_Your objective_
Extract every line in the records below that contains the word "elements". Letter case counts.

[Source data]
__________________________________________________

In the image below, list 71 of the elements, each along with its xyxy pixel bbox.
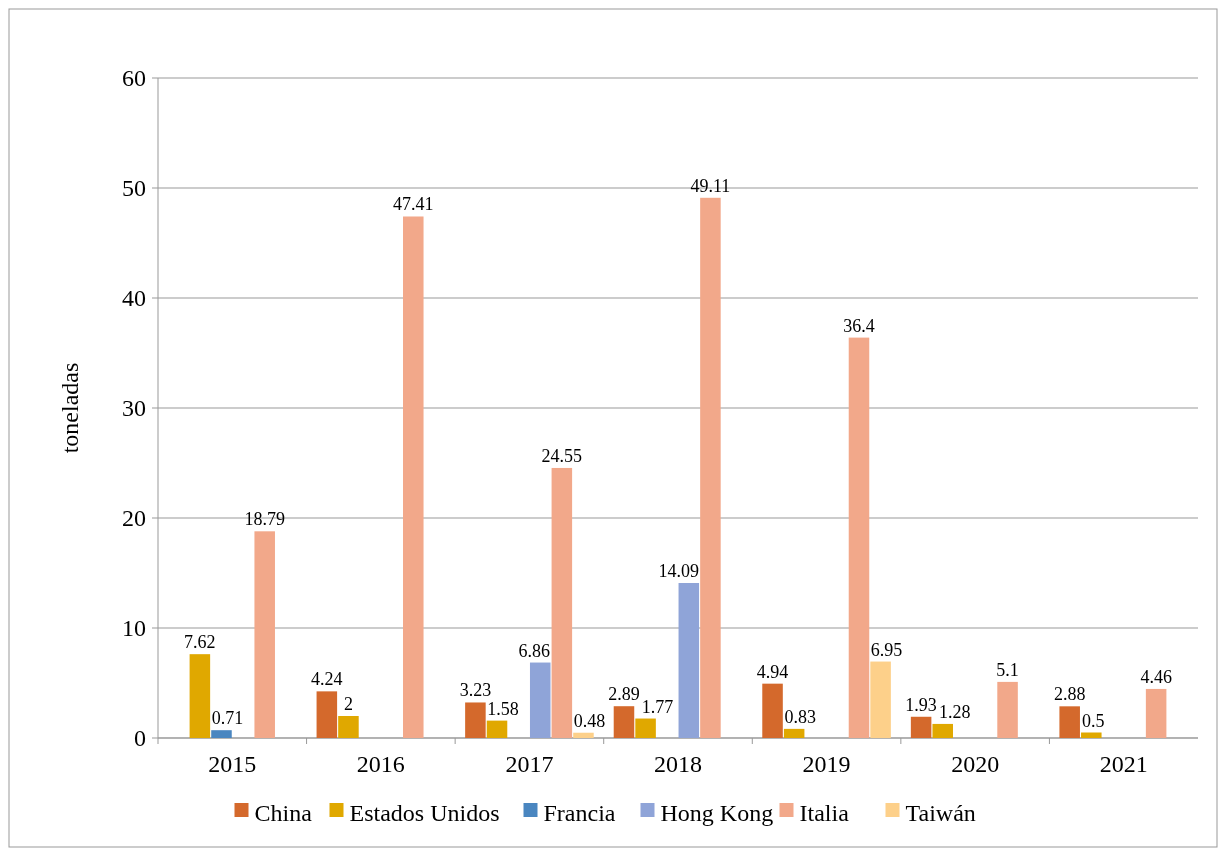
bar (403, 216, 424, 738)
x-tick-label: 2021 (1099, 751, 1148, 777)
data-label: 47.41 (393, 194, 434, 215)
x-tick-label: 2016 (356, 751, 405, 777)
bar (551, 467, 573, 738)
bar (254, 531, 275, 738)
bar (465, 702, 486, 738)
x-tick-label: 2018 (654, 751, 702, 777)
bar (910, 716, 932, 738)
x-tick-label: 2020 (951, 751, 1000, 777)
bar (635, 718, 656, 738)
bar (870, 661, 891, 738)
bar (486, 720, 508, 738)
legend-label: Italia (799, 800, 850, 827)
y-tick-label: 50 (122, 175, 146, 202)
y-tick-label: 20 (122, 505, 146, 532)
legend-label: Estados Unidos (349, 800, 500, 827)
data-label: 6.86 (518, 640, 550, 661)
x-tick-label: 2019 (802, 751, 851, 777)
legend-label: Francia (543, 800, 616, 827)
data-label: 0.5 (1082, 710, 1105, 731)
y-tick-label: 30 (122, 395, 146, 422)
data-label: 36.4 (843, 315, 875, 336)
data-label: 49.11 (690, 175, 731, 196)
y-axis-title: toneladas (57, 362, 83, 454)
bar (189, 654, 211, 738)
bar (700, 197, 721, 738)
bar (678, 583, 700, 738)
data-label: 2 (343, 694, 353, 714)
bar (1145, 688, 1167, 738)
data-label: 4.94 (756, 661, 789, 682)
x-tick-label: 2017 (505, 751, 554, 777)
data-label: 1.28 (938, 701, 971, 722)
bar (211, 730, 232, 738)
data-label: 0.83 (784, 706, 816, 727)
bar (529, 662, 551, 738)
data-label: 1.93 (905, 694, 937, 715)
data-label: 5.1 (996, 659, 1019, 680)
legend-label: Hong Kong (660, 800, 774, 827)
data-label: 6.95 (870, 639, 903, 660)
data-label: 4.46 (1140, 666, 1172, 687)
bar (1059, 706, 1080, 738)
bar (613, 706, 635, 738)
y-tick-label: 0 (134, 725, 146, 752)
data-label: 3.23 (459, 680, 492, 701)
data-label: 18.79 (244, 509, 285, 530)
bar (1081, 732, 1102, 738)
data-label: 4.24 (311, 669, 343, 690)
data-label: 0.71 (211, 708, 244, 729)
bar (762, 683, 783, 738)
bar (848, 337, 870, 738)
bar (316, 691, 338, 738)
data-label: 7.62 (184, 632, 216, 653)
data-label: 2.88 (1053, 684, 1086, 705)
x-tick-label: 2015 (208, 751, 257, 777)
legend-label: Taiwán (905, 800, 976, 827)
y-tick-label: 10 (122, 615, 146, 642)
bar (997, 681, 1018, 738)
data-label: 14.09 (658, 561, 700, 582)
bar (573, 732, 594, 738)
data-label: 0.48 (573, 710, 606, 731)
bar (338, 716, 359, 738)
data-label: 24.55 (541, 445, 583, 466)
y-tick-label: 40 (122, 285, 146, 312)
bar (783, 728, 805, 738)
data-label: 1.77 (641, 696, 674, 717)
legend-label: China (254, 800, 313, 827)
bar (932, 723, 953, 738)
y-tick-label: 60 (122, 65, 146, 92)
data-label: 1.58 (487, 698, 519, 719)
data-label: 2.89 (608, 684, 640, 705)
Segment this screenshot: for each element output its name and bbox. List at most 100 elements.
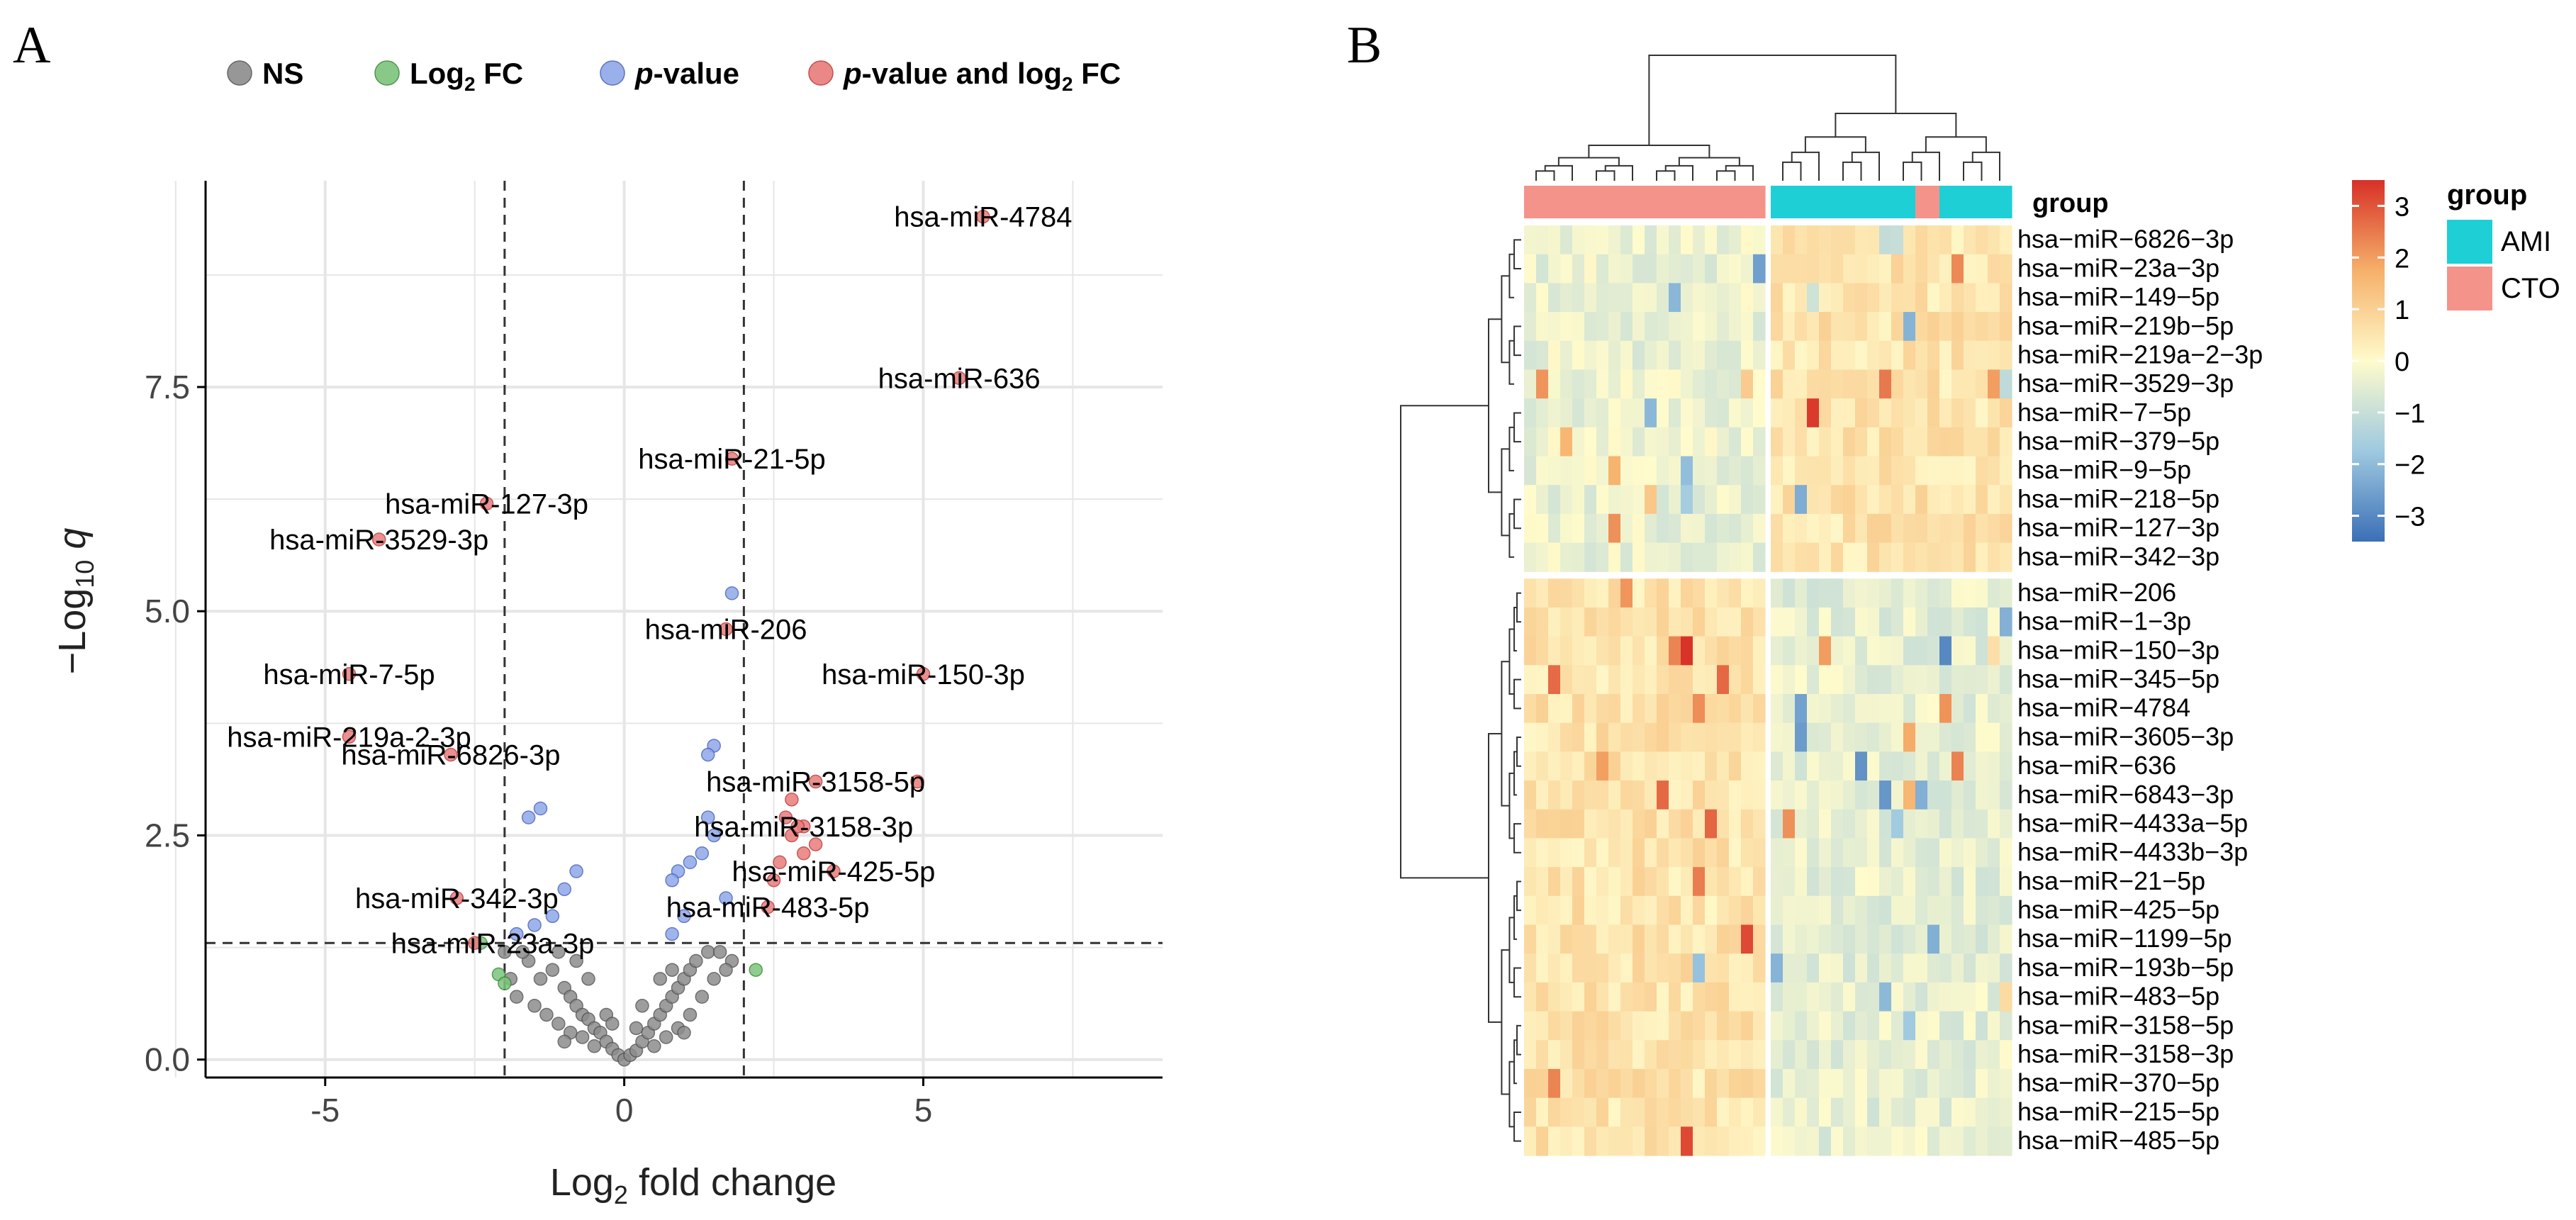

__________________________________________________

_Answer for this exercise_
In the image below, list 71 of the elements, each along with its xyxy pixel bbox.
Segment this screenshot: for each element output its name and bbox. List at most 100 elements.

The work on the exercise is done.